[BEGIN SUPPLIED INFORMATION]

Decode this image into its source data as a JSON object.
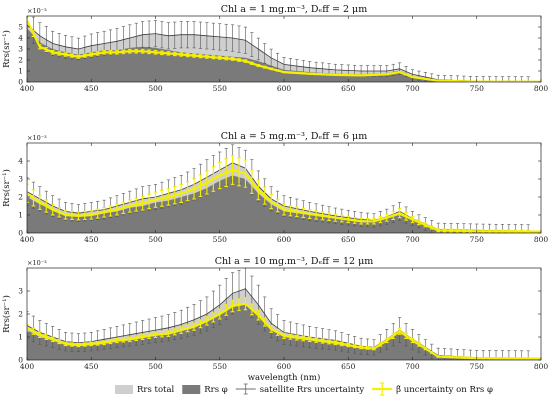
{
  "colors": {
    "total_fill": "#cfcfcf",
    "phi_fill": "#7a7a7a",
    "yellow": "#f5ef00",
    "errorbar": "#555555",
    "line_dark": "#3b3b3b"
  },
  "chart_data": [
    {
      "type": "area",
      "title": "Chl a = 1 mg.m⁻³, Dₑff = 2 μm",
      "ylabel": "Rrs(sr⁻¹)",
      "exponent_label": "×10⁻³",
      "xlim": [
        400,
        800
      ],
      "ylim": [
        0,
        6
      ],
      "xticks": [
        400,
        450,
        500,
        550,
        600,
        650,
        700,
        750,
        800
      ],
      "yticks": [
        0,
        1,
        2,
        3,
        4,
        5
      ],
      "total": [
        [
          400,
          5.2
        ],
        [
          410,
          4.2
        ],
        [
          420,
          3.5
        ],
        [
          430,
          3.2
        ],
        [
          440,
          3.0
        ],
        [
          450,
          3.3
        ],
        [
          460,
          3.5
        ],
        [
          470,
          3.7
        ],
        [
          480,
          4.0
        ],
        [
          490,
          4.3
        ],
        [
          500,
          4.4
        ],
        [
          510,
          4.2
        ],
        [
          520,
          4.3
        ],
        [
          530,
          4.3
        ],
        [
          540,
          4.2
        ],
        [
          550,
          4.1
        ],
        [
          560,
          4.0
        ],
        [
          570,
          3.8
        ],
        [
          580,
          3.0
        ],
        [
          590,
          2.2
        ],
        [
          600,
          1.6
        ],
        [
          620,
          1.3
        ],
        [
          640,
          1.1
        ],
        [
          660,
          1.0
        ],
        [
          680,
          1.0
        ],
        [
          690,
          1.2
        ],
        [
          700,
          0.7
        ],
        [
          720,
          0.2
        ],
        [
          750,
          0.08
        ],
        [
          800,
          0.05
        ]
      ],
      "phi": [
        [
          400,
          4.9
        ],
        [
          410,
          3.6
        ],
        [
          420,
          3.0
        ],
        [
          430,
          2.7
        ],
        [
          440,
          2.5
        ],
        [
          450,
          2.7
        ],
        [
          460,
          2.9
        ],
        [
          470,
          2.9
        ],
        [
          480,
          3.1
        ],
        [
          490,
          3.2
        ],
        [
          500,
          3.1
        ],
        [
          510,
          2.9
        ],
        [
          520,
          2.7
        ],
        [
          530,
          2.6
        ],
        [
          540,
          2.5
        ],
        [
          550,
          2.4
        ],
        [
          560,
          2.3
        ],
        [
          570,
          2.2
        ],
        [
          580,
          1.9
        ],
        [
          590,
          1.5
        ],
        [
          600,
          1.1
        ],
        [
          620,
          0.9
        ],
        [
          640,
          0.75
        ],
        [
          660,
          0.7
        ],
        [
          680,
          0.8
        ],
        [
          690,
          1.05
        ],
        [
          700,
          0.5
        ],
        [
          720,
          0.15
        ],
        [
          750,
          0.05
        ],
        [
          800,
          0.03
        ]
      ],
      "beta": [
        [
          400,
          5.6
        ],
        [
          410,
          3.2
        ],
        [
          420,
          2.7
        ],
        [
          430,
          2.5
        ],
        [
          440,
          2.3
        ],
        [
          450,
          2.5
        ],
        [
          460,
          2.7
        ],
        [
          470,
          2.7
        ],
        [
          480,
          2.8
        ],
        [
          490,
          2.8
        ],
        [
          500,
          2.7
        ],
        [
          510,
          2.6
        ],
        [
          520,
          2.5
        ],
        [
          530,
          2.4
        ],
        [
          540,
          2.3
        ],
        [
          550,
          2.2
        ],
        [
          560,
          2.1
        ],
        [
          570,
          1.9
        ],
        [
          580,
          1.5
        ],
        [
          590,
          1.2
        ],
        [
          600,
          0.9
        ],
        [
          620,
          0.75
        ],
        [
          640,
          0.65
        ],
        [
          660,
          0.6
        ],
        [
          680,
          0.7
        ],
        [
          690,
          0.9
        ],
        [
          700,
          0.45
        ],
        [
          720,
          0.12
        ],
        [
          750,
          0.04
        ],
        [
          800,
          0.02
        ]
      ],
      "total_err": 1.2,
      "beta_err": 0.25
    },
    {
      "type": "area",
      "title": "Chl a = 5 mg.m⁻³, Dₑff = 6 μm",
      "ylabel": "Rrs(sr⁻¹)",
      "exponent_label": "×10⁻³",
      "xlim": [
        400,
        800
      ],
      "ylim": [
        0,
        5
      ],
      "xticks": [
        400,
        450,
        500,
        550,
        600,
        650,
        700,
        750,
        800
      ],
      "yticks": [
        0,
        1,
        2,
        3,
        4
      ],
      "total": [
        [
          400,
          2.3
        ],
        [
          410,
          1.9
        ],
        [
          420,
          1.5
        ],
        [
          430,
          1.2
        ],
        [
          440,
          1.1
        ],
        [
          450,
          1.2
        ],
        [
          460,
          1.3
        ],
        [
          470,
          1.5
        ],
        [
          480,
          1.7
        ],
        [
          490,
          1.9
        ],
        [
          500,
          2.0
        ],
        [
          510,
          2.2
        ],
        [
          520,
          2.4
        ],
        [
          530,
          2.7
        ],
        [
          540,
          3.1
        ],
        [
          550,
          3.5
        ],
        [
          560,
          3.9
        ],
        [
          570,
          3.6
        ],
        [
          580,
          2.6
        ],
        [
          590,
          1.9
        ],
        [
          600,
          1.5
        ],
        [
          620,
          1.2
        ],
        [
          640,
          0.95
        ],
        [
          660,
          0.75
        ],
        [
          670,
          0.7
        ],
        [
          680,
          0.9
        ],
        [
          690,
          1.2
        ],
        [
          700,
          0.8
        ],
        [
          720,
          0.2
        ],
        [
          750,
          0.15
        ],
        [
          800,
          0.1
        ]
      ],
      "phi": [
        [
          400,
          2.0
        ],
        [
          410,
          1.6
        ],
        [
          420,
          1.3
        ],
        [
          430,
          1.0
        ],
        [
          440,
          0.95
        ],
        [
          450,
          1.0
        ],
        [
          460,
          1.1
        ],
        [
          470,
          1.2
        ],
        [
          480,
          1.4
        ],
        [
          490,
          1.5
        ],
        [
          500,
          1.7
        ],
        [
          510,
          1.8
        ],
        [
          520,
          2.0
        ],
        [
          530,
          2.2
        ],
        [
          540,
          2.5
        ],
        [
          550,
          2.9
        ],
        [
          560,
          3.2
        ],
        [
          570,
          3.0
        ],
        [
          580,
          2.2
        ],
        [
          590,
          1.6
        ],
        [
          600,
          1.2
        ],
        [
          620,
          1.0
        ],
        [
          640,
          0.8
        ],
        [
          660,
          0.6
        ],
        [
          670,
          0.6
        ],
        [
          680,
          0.8
        ],
        [
          690,
          1.0
        ],
        [
          700,
          0.7
        ],
        [
          720,
          0.15
        ],
        [
          750,
          0.1
        ],
        [
          800,
          0.07
        ]
      ],
      "beta": [
        [
          400,
          2.2
        ],
        [
          410,
          1.7
        ],
        [
          420,
          1.3
        ],
        [
          430,
          1.0
        ],
        [
          440,
          0.95
        ],
        [
          450,
          1.0
        ],
        [
          460,
          1.15
        ],
        [
          470,
          1.3
        ],
        [
          480,
          1.5
        ],
        [
          490,
          1.65
        ],
        [
          500,
          1.85
        ],
        [
          510,
          2.0
        ],
        [
          520,
          2.2
        ],
        [
          530,
          2.45
        ],
        [
          540,
          2.8
        ],
        [
          550,
          3.2
        ],
        [
          560,
          3.5
        ],
        [
          570,
          3.3
        ],
        [
          580,
          2.4
        ],
        [
          590,
          1.75
        ],
        [
          600,
          1.3
        ],
        [
          620,
          1.05
        ],
        [
          640,
          0.85
        ],
        [
          660,
          0.65
        ],
        [
          670,
          0.65
        ],
        [
          680,
          0.85
        ],
        [
          690,
          1.1
        ],
        [
          700,
          0.75
        ],
        [
          720,
          0.15
        ],
        [
          750,
          0.1
        ],
        [
          800,
          0.08
        ]
      ],
      "total_err": 1.0,
      "beta_err": 0.8
    },
    {
      "type": "area",
      "title": "Chl a = 10 mg.m⁻³, Dₑff = 12 μm",
      "ylabel": "Rrs(sr⁻¹)",
      "exponent_label": "×10⁻³",
      "xlabel": "wavelength (nm)",
      "xlim": [
        400,
        800
      ],
      "ylim": [
        0,
        4
      ],
      "xticks": [
        400,
        450,
        500,
        550,
        600,
        650,
        700,
        750,
        800
      ],
      "yticks": [
        0,
        1,
        2,
        3
      ],
      "total": [
        [
          400,
          1.5
        ],
        [
          410,
          1.2
        ],
        [
          420,
          1.0
        ],
        [
          430,
          0.8
        ],
        [
          440,
          0.75
        ],
        [
          450,
          0.8
        ],
        [
          460,
          0.9
        ],
        [
          470,
          1.0
        ],
        [
          480,
          1.1
        ],
        [
          490,
          1.2
        ],
        [
          500,
          1.3
        ],
        [
          510,
          1.4
        ],
        [
          520,
          1.55
        ],
        [
          530,
          1.75
        ],
        [
          540,
          2.0
        ],
        [
          550,
          2.4
        ],
        [
          560,
          2.9
        ],
        [
          570,
          3.1
        ],
        [
          580,
          2.4
        ],
        [
          590,
          1.6
        ],
        [
          600,
          1.2
        ],
        [
          620,
          1.0
        ],
        [
          640,
          0.85
        ],
        [
          660,
          0.6
        ],
        [
          670,
          0.55
        ],
        [
          680,
          0.9
        ],
        [
          690,
          1.3
        ],
        [
          700,
          0.9
        ],
        [
          720,
          0.2
        ],
        [
          750,
          0.1
        ],
        [
          800,
          0.08
        ]
      ],
      "phi": [
        [
          400,
          1.3
        ],
        [
          410,
          1.0
        ],
        [
          420,
          0.85
        ],
        [
          430,
          0.65
        ],
        [
          440,
          0.6
        ],
        [
          450,
          0.65
        ],
        [
          460,
          0.7
        ],
        [
          470,
          0.8
        ],
        [
          480,
          0.85
        ],
        [
          490,
          0.95
        ],
        [
          500,
          1.05
        ],
        [
          510,
          1.1
        ],
        [
          520,
          1.25
        ],
        [
          530,
          1.4
        ],
        [
          540,
          1.65
        ],
        [
          550,
          1.95
        ],
        [
          560,
          2.3
        ],
        [
          570,
          2.4
        ],
        [
          580,
          1.9
        ],
        [
          590,
          1.3
        ],
        [
          600,
          1.0
        ],
        [
          620,
          0.85
        ],
        [
          640,
          0.7
        ],
        [
          660,
          0.5
        ],
        [
          670,
          0.45
        ],
        [
          680,
          0.8
        ],
        [
          690,
          1.2
        ],
        [
          700,
          0.8
        ],
        [
          720,
          0.15
        ],
        [
          750,
          0.08
        ],
        [
          800,
          0.06
        ]
      ],
      "beta": [
        [
          400,
          1.4
        ],
        [
          410,
          1.1
        ],
        [
          420,
          0.9
        ],
        [
          430,
          0.7
        ],
        [
          440,
          0.65
        ],
        [
          450,
          0.7
        ],
        [
          460,
          0.75
        ],
        [
          470,
          0.85
        ],
        [
          480,
          0.9
        ],
        [
          490,
          1.0
        ],
        [
          500,
          1.1
        ],
        [
          510,
          1.15
        ],
        [
          520,
          1.3
        ],
        [
          530,
          1.45
        ],
        [
          540,
          1.7
        ],
        [
          550,
          2.0
        ],
        [
          560,
          2.35
        ],
        [
          570,
          2.45
        ],
        [
          580,
          1.95
        ],
        [
          590,
          1.35
        ],
        [
          600,
          1.05
        ],
        [
          620,
          0.9
        ],
        [
          640,
          0.75
        ],
        [
          660,
          0.55
        ],
        [
          670,
          0.5
        ],
        [
          680,
          0.85
        ],
        [
          690,
          1.25
        ],
        [
          700,
          0.85
        ],
        [
          720,
          0.15
        ],
        [
          750,
          0.08
        ],
        [
          800,
          0.06
        ]
      ],
      "total_err": 0.9,
      "beta_err": 0.3
    }
  ],
  "legend": {
    "items": [
      {
        "label": "Rrs total",
        "kind": "total-swatch"
      },
      {
        "label": "Rrs φ",
        "kind": "phi-swatch"
      },
      {
        "label": "satellite Rrs uncertainty",
        "kind": "errorbar"
      },
      {
        "label": "β̃ uncertainty on Rrs φ",
        "kind": "yellow-errorbar"
      }
    ]
  }
}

[END SUPPLIED INFORMATION]

→ **REQUIREMENT**: Examine the records and pull out every line where the string "kind" occurs.

→ **REPLY TO THE EXERCISE**:
        "kind": "total-swatch"
        "kind": "phi-swatch"
        "kind": "errorbar"
        "kind": "yellow-errorbar"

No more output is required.